Transcribe every entry word for word, leaving out all images.

=== RECORDS SUPPLIED ===

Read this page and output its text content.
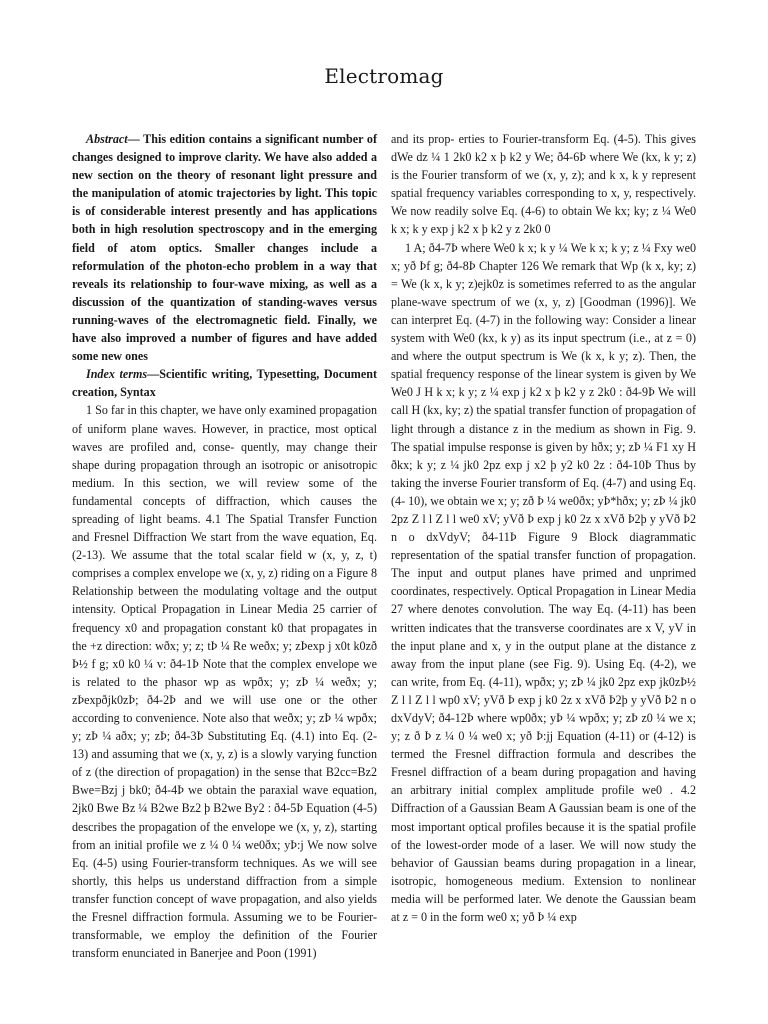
Electromag

Abstract— This edition contains a significant number of changes designed to improve clarity. We have also added a new section on the theory of resonant light pressure and the manipulation of atomic trajectories by light. This topic is of considerable interest presently and has applications both in high resolution spectroscopy and in the emerging field of atom optics. Smaller changes include a reformulation of the photon-echo problem in a way that reveals its relationship to four-wave mixing, as well as a discussion of the quantization of standing-waves versus running-waves of the electromagnetic field. Finally, we have also improved a number of figures and have added some new ones

Index terms—Scientific writing, Typesetting, Document creation, Syntax

1 So far in this chapter, we have only examined propagation of uniform plane waves. However, in practice, most optical waves are profiled and, conse- quently, may change their shape during propagation through an isotropic or anisotropic medium. In this section, we will review some of the fundamental concepts of diffraction, which causes the spreading of light beams. 4.1 The Spatial Transfer Function and Fresnel Diffraction We start from the wave equation, Eq. (2-13). We assume that the total scalar field w (x, y, z, t) comprises a complex envelope we (x, y, z) riding on a Figure 8 Relationship between the modulating voltage and the output intensity. Optical Propagation in Linear Media 25 carrier of frequency x0 and propagation constant k0 that propagates in the +z direction: wðx; y; z; tÞ ¼ Re weðx; y; zÞexp j x0t k0zð Þ½ f g; x0 k0 ¼ v: ð4-1Þ Note that the complex envelope we is related to the phasor wp as wpðx; y; zÞ ¼ weðx; y; zÞexpðjk0zÞ; ð4-2Þ and we will use one or the other according to convenience. Note also that weðx; y; zÞ ¼ wpðx; y; zÞ ¼ aðx; y; zÞ; ð4-3Þ Substituting Eq. (4.1) into Eq. (2-13) and assuming that we (x, y, z) is a slowly varying function of z (the direction of propagation) in the sense that B2cc=Bz2 Bwe=Bzj j bk0; ð4-4Þ we obtain the paraxial wave equation, 2jk0 Bwe Bz ¼ B2we Bz2 þ B2we By2 : ð4-5Þ Equation (4-5) describes the propagation of the envelope we (x, y, z), starting from an initial profile we z ¼ 0 ¼ we0ðx; yÞ:j We now solve Eq. (4-5) using Fourier-transform techniques. As we will see shortly, this helps us understand diffraction from a simple transfer function concept of wave propagation, and also yields the Fresnel diffraction formula. Assuming we to be Fourier-transformable, we employ the definition of the Fourier transform enunciated in Banerjee and Poon (1991)

and its prop- erties to Fourier-transform Eq. (4-5). This gives dWe dz ¼ 1 2k0 k2 x þ k2 y We; ð4-6Þ where We (kx, k y; z) is the Fourier transform of we (x, y, z); and k x, k y represent spatial frequency variables corresponding to x, y, respectively. We now readily solve Eq. (4-6) to obtain We kx; ky; z ¼ We0 k x; k y exp j k2 x þ k2 y z 2k0 0

1 A; ð4-7Þ where We0 k x; k y ¼ We k x; k y; z ¼ Fxy we0 x; yð Þf g; ð4-8Þ Chapter 126 We remark that Wp (k x, ky; z) = We (k x, k y; z)ejk0z is sometimes referred to as the angular plane-wave spectrum of we (x, y, z) [Goodman (1996)]. We can interpret Eq. (4-7) in the following way: Consider a linear system with We0 (kx, k y) as its input spectrum (i.e., at z = 0) and where the output spectrum is We (k x, k y; z). Then, the spatial frequency response of the linear system is given by We We0 J H k x; k y; z ¼ exp j k2 x þ k2 y z 2k0 : ð4-9Þ We will call H (kx, ky; z) the spatial transfer function of propagation of light through a distance z in the medium as shown in Fig. 9. The spatial impulse response is given by hðx; y; zÞ ¼ F1 xy H ðkx; k y; z ¼ jk0 2pz exp j x2 þ y2 k0 2z : ð4-10Þ Thus by taking the inverse Fourier transform of Eq. (4-7) and using Eq. (4- 10), we obtain we x; y; zð Þ ¼ we0ðx; yÞ*hðx; y; zÞ ¼ jk0 2pz Z l l Z l l we0 xV; yVð Þ exp j k0 2z x xVð Þ2þ y yVð Þ2 n o dxVdyV; ð4-11Þ Figure 9 Block diagrammatic representation of the spatial transfer function of propagation. The input and output planes have primed and unprimed coordinates, respectively. Optical Propagation in Linear Media 27 where denotes convolution. The way Eq. (4-11) has been written indicates that the transverse coordinates are x V, yV in the input plane and x, y in the output plane at the distance z away from the input plane (see Fig. 9). Using Eq. (4-2), we can write, from Eq. (4-11), wpðx; y; zÞ ¼ jk0 2pz exp jk0zÞ½ Z l l Z l l wp0 xV; yVð Þ exp j k0 2z x xVð Þ2þ y yVð Þ2 n o dxVdyV; ð4-12Þ where wp0ðx; yÞ ¼ wpðx; y; zÞ z0 ¼ we x; y; z ð Þ z ¼ 0 ¼ we0 x; yð Þ:jj Equation (4-11) or (4-12) is termed the Fresnel diffraction formula and describes the Fresnel diffraction of a beam during propagation and having an arbitrary initial complex amplitude profile we0 . 4.2 Diffraction of a Gaussian Beam A Gaussian beam is one of the most important optical profiles because it is the spatial profile of the lowest-order mode of a laser. We will now study the behavior of Gaussian beams during propagation in a linear, isotropic, homogeneous medium. Extension to nonlinear media will be performed later. We denote the Gaussian beam at z = 0 in the form we0 x; yð Þ ¼ exp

===

EXPECTED OUTPUT
Read this page and output its text content.
Electromag

Abstract— This edition contains a significant number of changes designed to improve clarity. We have also added a new section on the theory of resonant light pressure and the manipulation of atomic trajectories by light. This topic is of considerable interest presently and has applications both in high resolution spectroscopy and in the emerging field of atom optics. Smaller changes include a reformulation of the photon-echo problem in a way that reveals its relationship to four-wave mixing, as well as a discussion of the quantization of standing-waves versus running-waves of the electromagnetic field. Finally, we have also improved a number of figures and have added some new ones

Index terms—Scientific writing, Typesetting, Document creation, Syntax

1 So far in this chapter, we have only examined propagation of uniform plane waves. However, in practice, most optical waves are profiled and, conse- quently, may change their shape during propagation through an isotropic or anisotropic medium. In this section, we will review some of the fundamental concepts of diffraction, which causes the spreading of light beams. 4.1 The Spatial Transfer Function and Fresnel Diffraction We start from the wave equation, Eq. (2-13). We assume that the total scalar field w (x, y, z, t) comprises a complex envelope we (x, y, z) riding on a Figure 8 Relationship between the modulating voltage and the output intensity. Optical Propagation in Linear Media 25 carrier of frequency x0 and propagation constant k0 that propagates in the +z direction: wðx; y; z; tÞ ¼ Re weðx; y; zÞexp j x0t k0zð Þ½ f g; x0 k0 ¼ v: ð4-1Þ Note that the complex envelope we is related to the phasor wp as wpðx; y; zÞ ¼ weðx; y; zÞexpðjk0zÞ; ð4-2Þ and we will use one or the other according to convenience. Note also that weðx; y; zÞ ¼ wpðx; y; zÞ ¼ aðx; y; zÞ; ð4-3Þ Substituting Eq. (4.1) into Eq. (2-13) and assuming that we (x, y, z) is a slowly varying function of z (the direction of propagation) in the sense that B2cc=Bz2 Bwe=Bzj j bk0; ð4-4Þ we obtain the paraxial wave equation, 2jk0 Bwe Bz ¼ B2we Bz2 þ B2we By2 : ð4-5Þ Equation (4-5) describes the propagation of the envelope we (x, y, z), starting from an initial profile we z ¼ 0 ¼ we0ðx; yÞ:j We now solve Eq. (4-5) using Fourier-transform techniques. As we will see shortly, this helps us understand diffraction from a simple transfer function concept of wave propagation, and also yields the Fresnel diffraction formula. Assuming we to be Fourier-transformable, we employ the definition of the Fourier transform enunciated in Banerjee and Poon (1991)

and its prop- erties to Fourier-transform Eq. (4-5). This gives dWe dz ¼ 1 2k0 k2 x þ k2 y We; ð4-6Þ where We (kx, k y; z) is the Fourier transform of we (x, y, z); and k x, k y represent spatial frequency variables corresponding to x, y, respectively. We now readily solve Eq. (4-6) to obtain We kx; ky; z ¼ We0 k x; k y exp j k2 x þ k2 y z 2k0 0

1 A; ð4-7Þ where We0 k x; k y ¼ We k x; k y; z ¼ Fxy we0 x; yð Þf g; ð4-8Þ Chapter 126 We remark that Wp (k x, ky; z) = We (k x, k y; z)ejk0z is sometimes referred to as the angular plane-wave spectrum of we (x, y, z) [Goodman (1996)]. We can interpret Eq. (4-7) in the following way: Consider a linear system with We0 (kx, k y) as its input spectrum (i.e., at z = 0) and where the output spectrum is We (k x, k y; z). Then, the spatial frequency response of the linear system is given by We We0 J H k x; k y; z ¼ exp j k2 x þ k2 y z 2k0 : ð4-9Þ We will call H (kx, ky; z) the spatial transfer function of propagation of light through a distance z in the medium as shown in Fig. 9. The spatial impulse response is given by hðx; y; zÞ ¼ F1 xy H ðkx; k y; z ¼ jk0 2pz exp j x2 þ y2 k0 2z : ð4-10Þ Thus by taking the inverse Fourier transform of Eq. (4-7) and using Eq. (4- 10), we obtain we x; y; zð Þ ¼ we0ðx; yÞ*hðx; y; zÞ ¼ jk0 2pz Z l l Z l l we0 xV; yVð Þ exp j k0 2z x xVð Þ2þ y yVð Þ2 n o dxVdyV; ð4-11Þ Figure 9 Block diagrammatic representation of the spatial transfer function of propagation. The input and output planes have primed and unprimed coordinates, respectively. Optical Propagation in Linear Media 27 where denotes convolution. The way Eq. (4-11) has been written indicates that the transverse coordinates are x V, yV in the input plane and x, y in the output plane at the distance z away from the input plane (see Fig. 9). Using Eq. (4-2), we can write, from Eq. (4-11), wpðx; y; zÞ ¼ jk0 2pz exp jk0zÞ½ Z l l Z l l wp0 xV; yVð Þ exp j k0 2z x xVð Þ2þ y yVð Þ2 n o dxVdyV; ð4-12Þ where wp0ðx; yÞ ¼ wpðx; y; zÞ z0 ¼ we x; y; z ð Þ z ¼ 0 ¼ we0 x; yð Þ:jj Equation (4-11) or (4-12) is termed the Fresnel diffraction formula and describes the Fresnel diffraction of a beam during propagation and having an arbitrary initial complex amplitude profile we0 . 4.2 Diffraction of a Gaussian Beam A Gaussian beam is one of the most important optical profiles because it is the spatial profile of the lowest-order mode of a laser. We will now study the behavior of Gaussian beams during propagation in a linear, isotropic, homogeneous medium. Extension to nonlinear media will be performed later. We denote the Gaussian beam at z = 0 in the form we0 x; yð Þ ¼ exp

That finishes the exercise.